### Set problem
Extract, from the listing that follows, each line containing the word "dapat".

### Saved entries
---*---

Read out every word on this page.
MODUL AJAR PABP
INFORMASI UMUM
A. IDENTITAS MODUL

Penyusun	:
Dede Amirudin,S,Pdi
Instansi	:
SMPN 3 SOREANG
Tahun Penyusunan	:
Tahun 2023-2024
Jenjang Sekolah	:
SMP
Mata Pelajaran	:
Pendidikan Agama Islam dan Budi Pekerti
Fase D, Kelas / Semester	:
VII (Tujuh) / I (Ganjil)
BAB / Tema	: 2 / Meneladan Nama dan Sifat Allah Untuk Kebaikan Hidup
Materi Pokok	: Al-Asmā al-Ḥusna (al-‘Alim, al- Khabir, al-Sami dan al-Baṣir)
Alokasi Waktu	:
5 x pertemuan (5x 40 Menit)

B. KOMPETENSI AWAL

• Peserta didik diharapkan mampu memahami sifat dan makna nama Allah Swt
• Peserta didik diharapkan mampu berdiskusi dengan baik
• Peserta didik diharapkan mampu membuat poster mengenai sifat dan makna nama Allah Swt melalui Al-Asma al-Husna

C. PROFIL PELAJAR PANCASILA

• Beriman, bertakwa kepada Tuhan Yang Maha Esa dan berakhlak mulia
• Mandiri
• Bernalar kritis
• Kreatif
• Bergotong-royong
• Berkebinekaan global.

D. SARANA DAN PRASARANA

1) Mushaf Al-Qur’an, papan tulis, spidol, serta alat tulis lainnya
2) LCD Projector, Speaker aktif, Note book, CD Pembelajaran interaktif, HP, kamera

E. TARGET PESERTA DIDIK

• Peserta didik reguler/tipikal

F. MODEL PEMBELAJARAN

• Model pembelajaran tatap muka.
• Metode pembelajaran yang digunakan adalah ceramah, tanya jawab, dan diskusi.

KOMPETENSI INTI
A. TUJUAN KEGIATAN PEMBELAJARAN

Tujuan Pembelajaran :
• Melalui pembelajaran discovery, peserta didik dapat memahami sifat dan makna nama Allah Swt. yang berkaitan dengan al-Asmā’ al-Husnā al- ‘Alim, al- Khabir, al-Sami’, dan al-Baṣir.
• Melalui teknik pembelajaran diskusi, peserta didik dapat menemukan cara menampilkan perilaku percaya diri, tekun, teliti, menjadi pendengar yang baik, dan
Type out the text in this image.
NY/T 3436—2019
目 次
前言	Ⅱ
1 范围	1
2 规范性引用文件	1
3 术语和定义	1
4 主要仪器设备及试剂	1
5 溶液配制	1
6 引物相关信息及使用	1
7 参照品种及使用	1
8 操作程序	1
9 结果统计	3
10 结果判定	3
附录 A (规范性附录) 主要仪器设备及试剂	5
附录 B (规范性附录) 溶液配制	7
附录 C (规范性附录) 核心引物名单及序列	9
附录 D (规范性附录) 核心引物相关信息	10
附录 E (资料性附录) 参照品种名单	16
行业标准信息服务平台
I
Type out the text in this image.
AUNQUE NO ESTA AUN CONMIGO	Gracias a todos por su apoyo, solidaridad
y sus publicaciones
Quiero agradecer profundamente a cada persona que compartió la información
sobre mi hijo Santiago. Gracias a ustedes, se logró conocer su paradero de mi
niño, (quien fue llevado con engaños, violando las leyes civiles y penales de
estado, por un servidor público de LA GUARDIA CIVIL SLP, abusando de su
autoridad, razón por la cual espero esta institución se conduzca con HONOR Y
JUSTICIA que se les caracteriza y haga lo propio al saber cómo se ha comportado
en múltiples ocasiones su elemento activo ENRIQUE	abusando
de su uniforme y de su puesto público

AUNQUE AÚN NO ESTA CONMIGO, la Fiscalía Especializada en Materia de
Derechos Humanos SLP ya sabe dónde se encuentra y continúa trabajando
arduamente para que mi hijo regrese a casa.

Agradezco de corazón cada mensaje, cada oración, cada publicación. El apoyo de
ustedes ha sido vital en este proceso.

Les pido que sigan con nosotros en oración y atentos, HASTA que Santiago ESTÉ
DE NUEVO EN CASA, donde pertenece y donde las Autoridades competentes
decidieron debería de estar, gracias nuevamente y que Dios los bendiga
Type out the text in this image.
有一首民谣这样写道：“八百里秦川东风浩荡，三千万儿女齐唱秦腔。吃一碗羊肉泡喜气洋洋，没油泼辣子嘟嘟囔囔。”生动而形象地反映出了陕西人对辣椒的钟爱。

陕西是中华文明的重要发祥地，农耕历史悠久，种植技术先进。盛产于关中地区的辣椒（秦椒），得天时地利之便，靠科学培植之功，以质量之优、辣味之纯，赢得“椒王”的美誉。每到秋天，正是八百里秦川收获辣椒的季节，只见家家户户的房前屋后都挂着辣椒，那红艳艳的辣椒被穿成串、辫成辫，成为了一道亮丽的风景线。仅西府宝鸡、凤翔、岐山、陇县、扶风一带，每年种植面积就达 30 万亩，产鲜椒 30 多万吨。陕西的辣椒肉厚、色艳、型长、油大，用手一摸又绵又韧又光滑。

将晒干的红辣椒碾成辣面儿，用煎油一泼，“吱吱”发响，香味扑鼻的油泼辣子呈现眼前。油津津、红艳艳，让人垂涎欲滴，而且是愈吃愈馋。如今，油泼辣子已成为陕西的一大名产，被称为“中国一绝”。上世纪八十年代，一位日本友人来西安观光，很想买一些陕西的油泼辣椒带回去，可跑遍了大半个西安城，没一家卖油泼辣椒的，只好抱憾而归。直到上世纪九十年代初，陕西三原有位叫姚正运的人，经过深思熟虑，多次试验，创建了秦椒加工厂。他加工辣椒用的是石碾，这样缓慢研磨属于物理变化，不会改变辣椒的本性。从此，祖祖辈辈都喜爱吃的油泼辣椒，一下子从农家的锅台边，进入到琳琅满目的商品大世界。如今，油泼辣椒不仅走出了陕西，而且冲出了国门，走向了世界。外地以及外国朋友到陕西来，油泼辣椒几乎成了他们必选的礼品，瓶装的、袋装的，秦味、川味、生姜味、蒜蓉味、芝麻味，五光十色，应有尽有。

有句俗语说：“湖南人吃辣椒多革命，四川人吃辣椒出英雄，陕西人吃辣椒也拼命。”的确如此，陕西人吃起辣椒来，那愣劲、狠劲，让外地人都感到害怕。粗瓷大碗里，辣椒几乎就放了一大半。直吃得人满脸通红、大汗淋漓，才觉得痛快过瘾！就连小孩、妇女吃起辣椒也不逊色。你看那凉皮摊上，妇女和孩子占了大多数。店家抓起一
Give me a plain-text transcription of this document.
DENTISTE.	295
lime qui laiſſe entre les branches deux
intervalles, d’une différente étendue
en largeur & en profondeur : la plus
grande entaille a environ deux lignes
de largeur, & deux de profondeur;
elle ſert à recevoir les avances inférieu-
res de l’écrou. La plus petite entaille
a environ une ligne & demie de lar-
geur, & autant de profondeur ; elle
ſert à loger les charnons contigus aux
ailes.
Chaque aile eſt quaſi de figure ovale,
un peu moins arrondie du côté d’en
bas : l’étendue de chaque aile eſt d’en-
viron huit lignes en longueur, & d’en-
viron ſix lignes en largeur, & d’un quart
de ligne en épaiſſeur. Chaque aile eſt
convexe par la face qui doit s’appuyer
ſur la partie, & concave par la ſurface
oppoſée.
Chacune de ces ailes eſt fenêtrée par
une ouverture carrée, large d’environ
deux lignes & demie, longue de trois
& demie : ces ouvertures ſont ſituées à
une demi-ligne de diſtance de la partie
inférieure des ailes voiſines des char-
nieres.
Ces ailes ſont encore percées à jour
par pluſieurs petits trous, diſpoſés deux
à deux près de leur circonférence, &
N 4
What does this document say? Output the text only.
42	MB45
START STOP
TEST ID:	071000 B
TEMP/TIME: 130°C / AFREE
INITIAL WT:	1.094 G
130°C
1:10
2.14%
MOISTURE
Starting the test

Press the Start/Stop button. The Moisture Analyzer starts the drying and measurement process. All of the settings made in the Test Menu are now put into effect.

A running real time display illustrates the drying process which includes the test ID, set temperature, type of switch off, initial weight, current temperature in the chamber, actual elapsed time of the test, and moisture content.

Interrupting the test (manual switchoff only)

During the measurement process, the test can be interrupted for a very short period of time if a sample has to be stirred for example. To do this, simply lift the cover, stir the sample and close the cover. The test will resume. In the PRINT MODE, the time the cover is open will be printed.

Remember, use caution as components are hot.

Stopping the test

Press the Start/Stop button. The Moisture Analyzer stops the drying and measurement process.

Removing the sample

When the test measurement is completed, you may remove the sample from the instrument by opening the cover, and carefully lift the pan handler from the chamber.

---*---

### Task solution
• Melalui pembelajaran discovery, peserta didik dapat memahami sifat dan makna nama Allah Swt. yang berkaitan dengan al-Asmā’ al-Husnā al- ‘Alim, al- Khabir, al-Sami’, dan al-Baṣir.
• Melalui teknik pembelajaran diskusi, peserta didik dapat menemukan cara menampilkan perilaku percaya diri, tekun, teliti, menjadi pendengar yang baik, dan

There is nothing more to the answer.